**TASK TO CARRY OUT**
Work out how many lines contain "text". Reply with the count alone.
▼
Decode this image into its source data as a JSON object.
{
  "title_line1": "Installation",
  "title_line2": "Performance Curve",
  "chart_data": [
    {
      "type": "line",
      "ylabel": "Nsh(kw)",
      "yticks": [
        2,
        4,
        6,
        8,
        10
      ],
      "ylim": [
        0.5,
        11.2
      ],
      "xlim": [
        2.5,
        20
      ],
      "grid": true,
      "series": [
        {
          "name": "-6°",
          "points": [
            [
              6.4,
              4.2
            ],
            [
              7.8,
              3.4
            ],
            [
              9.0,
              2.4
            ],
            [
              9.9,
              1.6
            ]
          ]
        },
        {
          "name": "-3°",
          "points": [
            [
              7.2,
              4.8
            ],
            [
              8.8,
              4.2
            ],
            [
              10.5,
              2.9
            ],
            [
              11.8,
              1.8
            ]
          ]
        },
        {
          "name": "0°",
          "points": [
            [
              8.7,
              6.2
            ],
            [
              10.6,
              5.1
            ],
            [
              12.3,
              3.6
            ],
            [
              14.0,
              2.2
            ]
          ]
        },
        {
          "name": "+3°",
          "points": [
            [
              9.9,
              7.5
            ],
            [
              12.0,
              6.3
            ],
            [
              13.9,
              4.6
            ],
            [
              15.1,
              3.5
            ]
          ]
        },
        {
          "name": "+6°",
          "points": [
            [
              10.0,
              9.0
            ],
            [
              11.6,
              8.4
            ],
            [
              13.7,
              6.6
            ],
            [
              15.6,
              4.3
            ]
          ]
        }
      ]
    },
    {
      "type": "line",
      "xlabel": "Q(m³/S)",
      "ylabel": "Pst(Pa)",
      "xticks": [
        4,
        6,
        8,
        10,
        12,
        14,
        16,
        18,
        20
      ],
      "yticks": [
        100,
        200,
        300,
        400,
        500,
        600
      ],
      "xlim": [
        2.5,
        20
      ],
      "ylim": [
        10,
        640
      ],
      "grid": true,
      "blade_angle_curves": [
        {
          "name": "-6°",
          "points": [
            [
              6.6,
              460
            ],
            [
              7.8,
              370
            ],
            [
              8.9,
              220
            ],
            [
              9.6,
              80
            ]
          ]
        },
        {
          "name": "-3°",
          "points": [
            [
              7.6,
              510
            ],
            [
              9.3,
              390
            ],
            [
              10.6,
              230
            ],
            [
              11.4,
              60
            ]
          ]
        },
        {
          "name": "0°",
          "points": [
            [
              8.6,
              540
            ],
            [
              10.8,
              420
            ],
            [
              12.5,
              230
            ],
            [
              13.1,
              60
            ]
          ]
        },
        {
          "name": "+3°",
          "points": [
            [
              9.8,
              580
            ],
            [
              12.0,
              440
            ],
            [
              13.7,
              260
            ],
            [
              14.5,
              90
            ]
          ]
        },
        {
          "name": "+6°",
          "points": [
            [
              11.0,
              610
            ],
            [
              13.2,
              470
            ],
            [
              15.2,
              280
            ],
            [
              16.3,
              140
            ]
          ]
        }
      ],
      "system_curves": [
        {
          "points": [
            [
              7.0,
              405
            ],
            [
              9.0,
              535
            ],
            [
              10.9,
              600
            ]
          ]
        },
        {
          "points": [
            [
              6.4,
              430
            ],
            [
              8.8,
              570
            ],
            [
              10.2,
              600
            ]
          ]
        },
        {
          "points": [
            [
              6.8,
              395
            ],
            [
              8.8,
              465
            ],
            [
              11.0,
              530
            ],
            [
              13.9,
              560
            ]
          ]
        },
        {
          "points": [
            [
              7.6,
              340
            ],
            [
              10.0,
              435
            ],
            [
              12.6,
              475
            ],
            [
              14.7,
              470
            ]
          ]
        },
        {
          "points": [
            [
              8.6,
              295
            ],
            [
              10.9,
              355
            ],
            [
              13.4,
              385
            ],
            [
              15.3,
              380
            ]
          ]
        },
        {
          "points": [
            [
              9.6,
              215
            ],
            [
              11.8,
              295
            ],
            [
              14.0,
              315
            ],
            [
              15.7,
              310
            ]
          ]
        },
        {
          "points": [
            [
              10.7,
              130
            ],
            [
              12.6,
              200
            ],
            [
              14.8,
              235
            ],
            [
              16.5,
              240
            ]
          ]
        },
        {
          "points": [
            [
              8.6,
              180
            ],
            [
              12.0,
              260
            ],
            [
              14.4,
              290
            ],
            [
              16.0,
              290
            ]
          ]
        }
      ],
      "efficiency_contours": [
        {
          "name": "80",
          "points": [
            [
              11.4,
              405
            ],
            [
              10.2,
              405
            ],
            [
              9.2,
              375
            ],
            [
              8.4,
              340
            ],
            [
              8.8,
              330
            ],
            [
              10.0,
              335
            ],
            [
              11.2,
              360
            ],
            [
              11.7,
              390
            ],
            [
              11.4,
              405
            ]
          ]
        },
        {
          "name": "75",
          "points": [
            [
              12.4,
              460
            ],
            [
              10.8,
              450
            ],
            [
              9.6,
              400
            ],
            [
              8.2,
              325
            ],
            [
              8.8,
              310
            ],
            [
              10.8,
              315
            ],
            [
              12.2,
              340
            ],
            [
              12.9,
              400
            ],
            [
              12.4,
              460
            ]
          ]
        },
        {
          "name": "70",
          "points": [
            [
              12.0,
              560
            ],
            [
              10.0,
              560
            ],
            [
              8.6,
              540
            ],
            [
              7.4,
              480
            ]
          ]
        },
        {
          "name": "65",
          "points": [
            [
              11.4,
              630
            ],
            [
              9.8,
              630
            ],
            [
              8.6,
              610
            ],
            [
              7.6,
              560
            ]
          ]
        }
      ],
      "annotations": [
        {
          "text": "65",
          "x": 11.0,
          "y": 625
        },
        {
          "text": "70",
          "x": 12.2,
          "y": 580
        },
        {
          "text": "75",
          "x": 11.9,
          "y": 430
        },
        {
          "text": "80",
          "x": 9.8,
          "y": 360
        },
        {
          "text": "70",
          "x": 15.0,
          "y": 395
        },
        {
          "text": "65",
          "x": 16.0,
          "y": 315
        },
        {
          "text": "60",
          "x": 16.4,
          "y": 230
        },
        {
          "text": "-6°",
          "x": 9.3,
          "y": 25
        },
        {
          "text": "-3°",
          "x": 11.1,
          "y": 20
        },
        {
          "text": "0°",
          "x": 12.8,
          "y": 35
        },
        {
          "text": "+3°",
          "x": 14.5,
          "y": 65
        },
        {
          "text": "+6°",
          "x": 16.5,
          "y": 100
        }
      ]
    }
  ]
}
▲
**OUTPUT OF THE EXERCISE**
12